→ **Provided records**:
<<<<
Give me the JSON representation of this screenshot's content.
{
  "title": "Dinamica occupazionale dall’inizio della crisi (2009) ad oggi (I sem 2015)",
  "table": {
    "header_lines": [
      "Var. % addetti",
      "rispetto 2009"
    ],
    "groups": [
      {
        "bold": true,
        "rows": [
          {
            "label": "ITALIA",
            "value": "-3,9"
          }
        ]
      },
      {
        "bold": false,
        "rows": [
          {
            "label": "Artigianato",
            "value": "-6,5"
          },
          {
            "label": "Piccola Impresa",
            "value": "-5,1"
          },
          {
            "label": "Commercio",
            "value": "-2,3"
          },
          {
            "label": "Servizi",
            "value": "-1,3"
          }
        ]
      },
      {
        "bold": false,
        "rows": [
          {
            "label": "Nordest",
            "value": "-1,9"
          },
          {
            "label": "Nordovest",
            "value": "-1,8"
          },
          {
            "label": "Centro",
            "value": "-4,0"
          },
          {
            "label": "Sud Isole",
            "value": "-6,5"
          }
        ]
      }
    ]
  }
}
>>>>
→ **Description of the task**:
All of the entries must be written out exactly as they stand.

→ **Solved problem**:
Give me the JSON representation of this screenshot's content.
{
  "title": "Dinamica occupazionale dall’inizio della crisi (2009) ad oggi (I sem 2015)",
  "table": {
    "header_lines": [
      "Var. % addetti",
      "rispetto 2009"
    ],
    "groups": [
      {
        "bold": true,
        "rows": [
          {
            "label": "ITALIA",
            "value": "-3,9"
          }
        ]
      },
      {
        "bold": false,
        "rows": [
          {
            "label": "Artigianato",
            "value": "-6,5"
          },
          {
            "label": "Piccola Impresa",
            "value": "-5,1"
          },
          {
            "label": "Commercio",
            "value": "-2,3"
          },
          {
            "label": "Servizi",
            "value": "-1,3"
          }
        ]
      },
      {
        "bold": false,
        "rows": [
          {
            "label": "Nordest",
            "value": "-1,9"
          },
          {
            "label": "Nordovest",
            "value": "-1,8"
          },
          {
            "label": "Centro",
            "value": "-4,0"
          },
          {
            "label": "Sud Isole",
            "value": "-6,5"
          }
        ]
      }
    ]
  }
}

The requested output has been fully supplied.